_The task_. Check the listing below line by line and report how many lines hold "minutes", with no other words.

_Records for this task_.
-=-=-=-=-

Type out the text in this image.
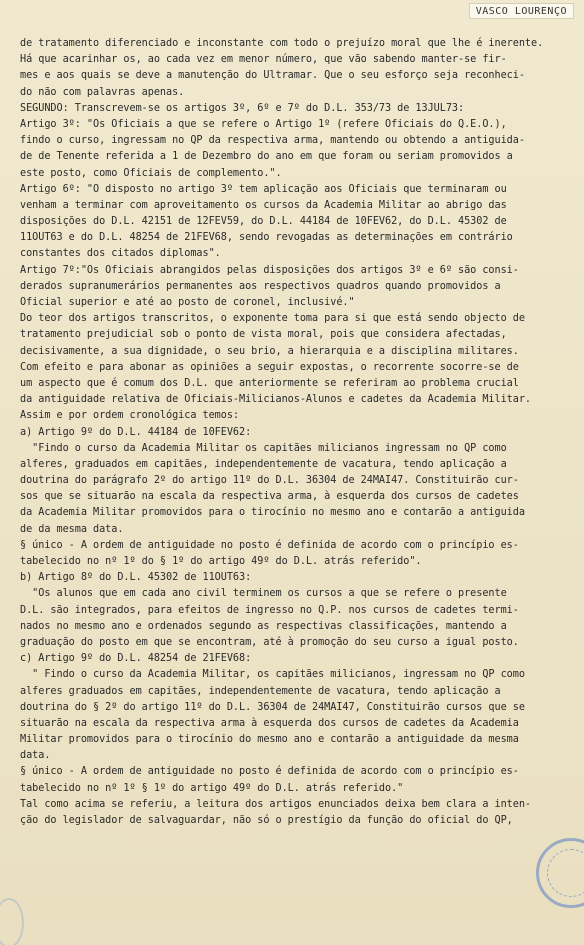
VASCO LOURENÇO
de tratamento diferenciado e inconstante com todo o prejuízo moral que lhe é inerente.
Há que acarinhar os, ao cada vez em menor número, que vão sabendo manter-se fir-
mes e aos quais se deve a manutenção do Ultramar. Que o seu esforço seja reconheci-
do não com palavras apenas.
SEGUNDO: Transcrevem-se os artigos 3º, 6º e 7º do D.L. 353/73 de 13JUL73:
Artigo 3º: "Os Oficiais a que se refere o Artigo 1º (refere Oficiais do Q.E.O.),
findo o curso, ingressam no QP da respectiva arma, mantendo ou obtendo a antiguida-
de de Tenente referida a 1 de Dezembro do ano em que foram ou seriam promovidos a
este posto, como Oficiais de complemento.".
Artigo 6º: "O disposto no artigo 3º tem aplicação aos Oficiais que terminaram ou
venham a terminar com aproveitamento os cursos da Academia Militar ao abrigo das
disposições do D.L. 42151 de 12FEV59, do D.L. 44184 de 10FEV62, do D.L. 45302 de
11OUT63 e do D.L. 48254 de 21FEV68, sendo revogadas as determinações em contrário
constantes dos citados diplomas".
Artigo 7º:"Os Oficiais abrangidos pelas disposições dos artigos 3º e 6º são consi-
derados supranumerários permanentes aos respectivos quadros quando promovidos a
Oficial superior e até ao posto de coronel, inclusivé."
Do teor dos artigos transcritos, o exponente toma para si que está sendo objecto de
tratamento prejudicial sob o ponto de vista moral, pois que considera afectadas,
decisivamente, a sua dignidade, o seu brio, a hierarquia e a disciplina militares.
Com efeito e para abonar as opiniões a seguir expostas, o recorrente socorre-se de
um aspecto que é comum dos D.L. que anteriormente se referiram ao problema crucial
da antiguidade relativa de Oficiais-Milicianos-Alunos e cadetes da Academia Militar.
Assim e por ordem cronológica temos:
a) Artigo 9º do D.L. 44184 de 10FEV62:
"Findo o curso da Academia Militar os capitães milicianos ingressam no QP como
alferes, graduados em capitães, independentemente de vacatura, tendo aplicação a
doutrina do parágrafo 2º do artigo 11º do D.L. 36304 de 24MAI47. Constituirão cur-
sos que se situarão na escala da respectiva arma, à esquerda dos cursos de cadetes
da Academia Militar promovidos para o tirocínio no mesmo ano e contarão a antiguida
de da mesma data.
§ único - A ordem de antiguidade no posto é definida de acordo com o princípio es-
tabelecido no nº 1º do § 1º do artigo 49º do D.L. atrás referido".
b) Artigo 8º do D.L. 45302 de 11OUT63:
"Os alunos que em cada ano civil terminem os cursos a que se refere o presente
D.L. são integrados, para efeitos de ingresso no Q.P. nos cursos de cadetes termi-
nados no mesmo ano e ordenados segundo as respectivas classificações, mantendo a
graduação do posto em que se encontram, até à promoção do seu curso a igual posto.
c) Artigo 9º do D.L. 48254 de 21FEV68:
" Findo o curso da Academia Militar, os capitães milicianos, ingressam no QP como
alferes graduados em capitães, independentemente de vacatura, tendo aplicação a
doutrina do § 2º do artigo 11º do D.L. 36304 de 24MAI47, Constituirão cursos que se
situarão na escala da respectiva arma à esquerda dos cursos de cadetes da Academia
Militar promovidos para o tirocínio do mesmo ano e contarão a antiguidade da mesma
data.
§ único - A ordem de antiguidade no posto é definida de acordo com o princípio es-
tabelecido no nº 1º § 1º do artigo 49º do D.L. atrás referido."
Tal como acima se referiu, a leitura dos artigos enunciados deixa bem clara a inten-
ção do legislador de salvaguardar, não só o prestígio da função do oficial do QP,
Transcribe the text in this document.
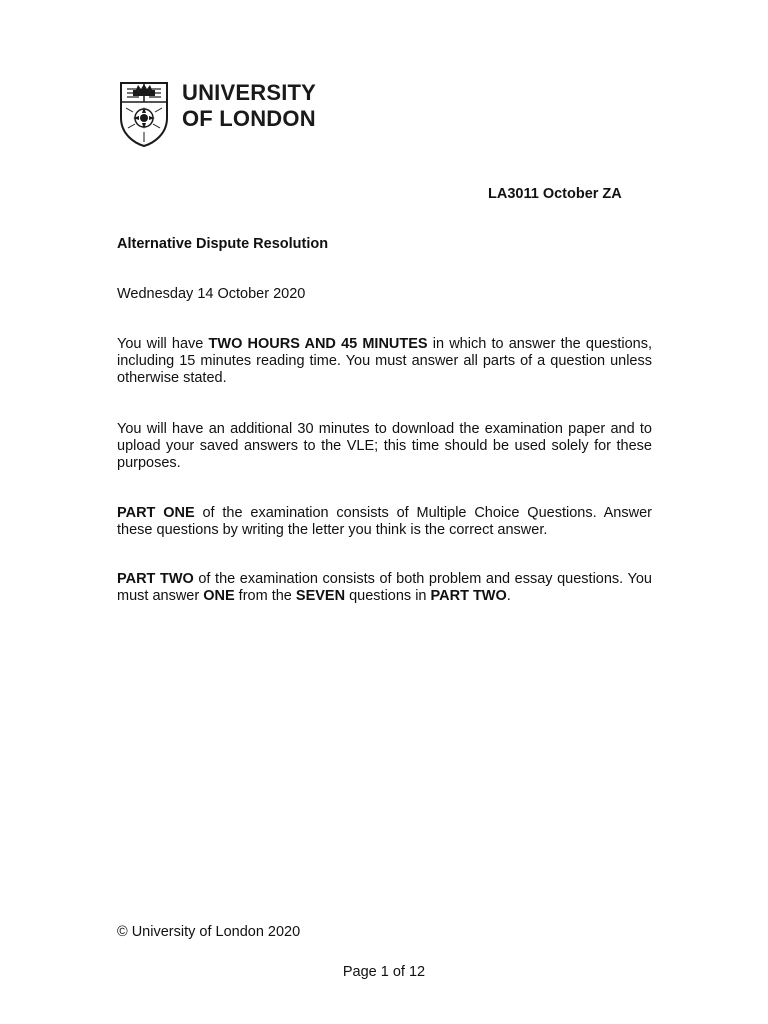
UNIVERSITY
OF LONDON
LA3011 October ZA
Alternative Dispute Resolution
Wednesday 14 October 2020
You will have TWO HOURS AND 45 MINUTES in which to answer the questions, including 15 minutes reading time. You must answer all parts of a question unless otherwise stated.
You will have an additional 30 minutes to download the examination paper and to upload your saved answers to the VLE; this time should be used solely for these purposes.
PART ONE of the examination consists of Multiple Choice Questions. Answer these questions by writing the letter you think is the correct answer.
PART TWO of the examination consists of both problem and essay questions. You must answer ONE from the SEVEN questions in PART TWO.
© University of London 2020
Page 1 of 12
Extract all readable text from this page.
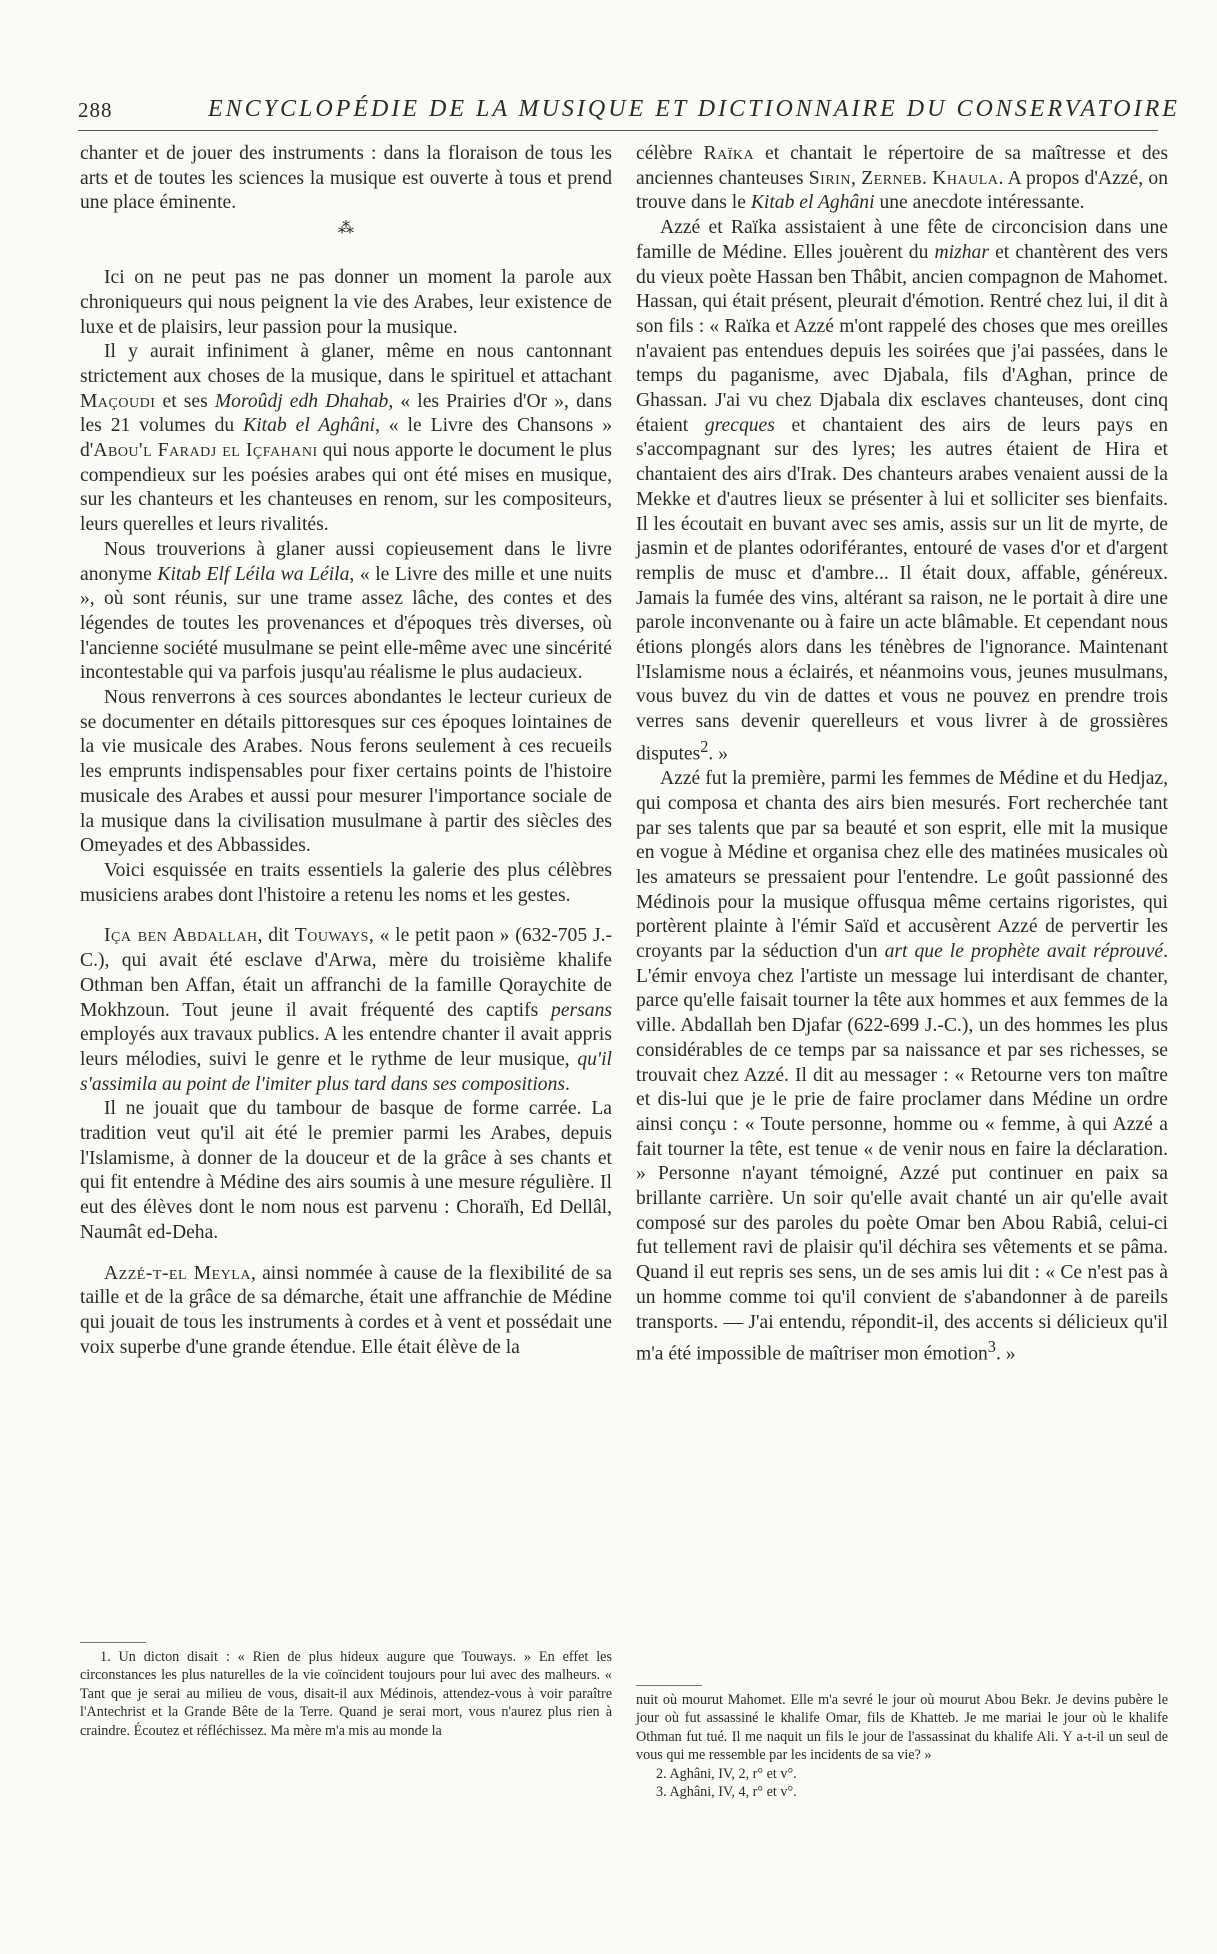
288	ENCYCLOPÉDIE DE LA MUSIQUE ET DICTIONNAIRE DU CONSERVATOIRE

chanter et de jouer des instruments : dans la floraison de tous les arts et de toutes les sciences la musique est ouverte à tous et prend une place éminente.

⁂

Ici on ne peut pas ne pas donner un moment la parole aux chroniqueurs qui nous peignent la vie des Arabes, leur existence de luxe et de plaisirs, leur passion pour la musique.

Il y aurait infiniment à glaner, même en nous cantonnant strictement aux choses de la musique, dans le spirituel et attachant Maçoudi et ses Moroûdj edh Dhahab, « les Prairies d'Or », dans les 21 volumes du Kitab el Aghâni, « le Livre des Chansons » d'Abou'l Faradj el Içfahani qui nous apporte le document le plus compendieux sur les poésies arabes qui ont été mises en musique, sur les chanteurs et les chanteuses en renom, sur les compositeurs, leurs querelles et leurs rivalités.

Nous trouverions à glaner aussi copieusement dans le livre anonyme Kitab Elf Léila wa Léila, « le Livre des mille et une nuits », où sont réunis, sur une trame assez lâche, des contes et des légendes de toutes les provenances et d'époques très diverses, où l'ancienne société musulmane se peint elle-même avec une sincérité incontestable qui va parfois jusqu'au réalisme le plus audacieux.

Nous renverrons à ces sources abondantes le lecteur curieux de se documenter en détails pittoresques sur ces époques lointaines de la vie musicale des Arabes. Nous ferons seulement à ces recueils les emprunts indispensables pour fixer certains points de l'histoire musicale des Arabes et aussi pour mesurer l'importance sociale de la musique dans la civilisation musulmane à partir des siècles des Omeyades et des Abbassides.

Voici esquissée en traits essentiels la galerie des plus célèbres musiciens arabes dont l'histoire a retenu les noms et les gestes.

Iça ben Abdallah, dit Touways, « le petit paon » (632-705 J.-C.), qui avait été esclave d'Arwa, mère du troisième khalife Othman ben Affan, était un affranchi de la famille Qoraychite de Mokhzoun. Tout jeune il avait fréquenté des captifs persans employés aux travaux publics. A les entendre chanter il avait appris leurs mélodies, suivi le genre et le rythme de leur musique, qu'il s'assimila au point de l'imiter plus tard dans ses compositions.

Il ne jouait que du tambour de basque de forme carrée. La tradition veut qu'il ait été le premier parmi les Arabes, depuis l'Islamisme, à donner de la douceur et de la grâce à ses chants et qui fit entendre à Médine des airs soumis à une mesure régulière. Il eut des élèves dont le nom nous est parvenu : Choraïh, Ed Dellâl, Naumât ed-Deha.

Azzé-t-el Meyla, ainsi nommée à cause de la flexibilité de sa taille et de la grâce de sa démarche, était une affranchie de Médine qui jouait de tous les instruments à cordes et à vent et possédait une voix superbe d'une grande étendue. Elle était élève de la

célèbre Raïka et chantait le répertoire de sa maîtresse et des anciennes chanteuses Sirin, Zerneb. Khaula. A propos d'Azzé, on trouve dans le Kitab el Aghâni une anecdote intéressante.

Azzé et Raïka assistaient à une fête de circoncision dans une famille de Médine. Elles jouèrent du mizhar et chantèrent des vers du vieux poète Hassan ben Thâbit, ancien compagnon de Mahomet. Hassan, qui était présent, pleurait d'émotion. Rentré chez lui, il dit à son fils : « Raïka et Azzé m'ont rappelé des choses que mes oreilles n'avaient pas entendues depuis les soirées que j'ai passées, dans le temps du paganisme, avec Djabala, fils d'Aghan, prince de Ghassan. J'ai vu chez Djabala dix esclaves chanteuses, dont cinq étaient grecques et chantaient des airs de leurs pays en s'accompagnant sur des lyres; les autres étaient de Hira et chantaient des airs d'Irak. Des chanteurs arabes venaient aussi de la Mekke et d'autres lieux se présenter à lui et solliciter ses bienfaits. Il les écoutait en buvant avec ses amis, assis sur un lit de myrte, de jasmin et de plantes odoriférantes, entouré de vases d'or et d'argent remplis de musc et d'ambre... Il était doux, affable, généreux. Jamais la fumée des vins, altérant sa raison, ne le portait à dire une parole inconvenante ou à faire un acte blâmable. Et cependant nous étions plongés alors dans les ténèbres de l'ignorance. Maintenant l'Islamisme nous a éclairés, et néanmoins vous, jeunes musulmans, vous buvez du vin de dattes et vous ne pouvez en prendre trois verres sans devenir querelleurs et vous livrer à de grossières disputes$^2$. »

Azzé fut la première, parmi les femmes de Médine et du Hedjaz, qui composa et chanta des airs bien mesurés. Fort recherchée tant par ses talents que par sa beauté et son esprit, elle mit la musique en vogue à Médine et organisa chez elle des matinées musicales où les amateurs se pressaient pour l'entendre. Le goût passionné des Médinois pour la musique offusqua même certains rigoristes, qui portèrent plainte à l'émir Saïd et accusèrent Azzé de pervertir les croyants par la séduction d'un art que le prophète avait réprouvé. L'émir envoya chez l'artiste un message lui interdisant de chanter, parce qu'elle faisait tourner la tête aux hommes et aux femmes de la ville. Abdallah ben Djafar (622-699 J.-C.), un des hommes les plus considérables de ce temps par sa naissance et par ses richesses, se trouvait chez Azzé. Il dit au messager : « Retourne vers ton maître et dis-lui que je le prie de faire proclamer dans Médine un ordre ainsi conçu : « Toute personne, homme ou « femme, à qui Azzé a fait tourner la tête, est tenue « de venir nous en faire la déclaration. » Personne n'ayant témoigné, Azzé put continuer en paix sa brillante carrière. Un soir qu'elle avait chanté un air qu'elle avait composé sur des paroles du poète Omar ben Abou Rabiâ, celui-ci fut tellement ravi de plaisir qu'il déchira ses vêtements et se pâma. Quand il eut repris ses sens, un de ses amis lui dit : « Ce n'est pas à un homme comme toi qu'il convient de s'abandonner à de pareils transports. — J'ai entendu, répondit-il, des accents si délicieux qu'il m'a été impossible de maîtriser mon émotion$^3$. »

1. Un dicton disait : « Rien de plus hideux augure que Touways. » En effet les circonstances les plus naturelles de la vie coïncident toujours pour lui avec des malheurs. « Tant que je serai au milieu de vous, disait-il aux Médinois, attendez-vous à voir paraître l'Antechrist et la Grande Bête de la Terre. Quand je serai mort, vous n'aurez plus rien à craindre. Écoutez et réfléchissez. Ma mère m'a mis au monde la

nuit où mourut Mahomet. Elle m'a sevré le jour où mourut Abou Bekr. Je devins pubère le jour où fut assassiné le khalife Omar, fils de Khatteb. Je me mariai le jour où le khalife Othman fut tué. Il me naquit un fils le jour de l'assassinat du khalife Ali. Y a-t-il un seul de vous qui me ressemble par les incidents de sa vie? »

2. Aghâni, IV, 2, r° et v°.

3. Aghâni, IV, 4, r° et v°.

-=-=-=-=-

_Answer to this problem_. 2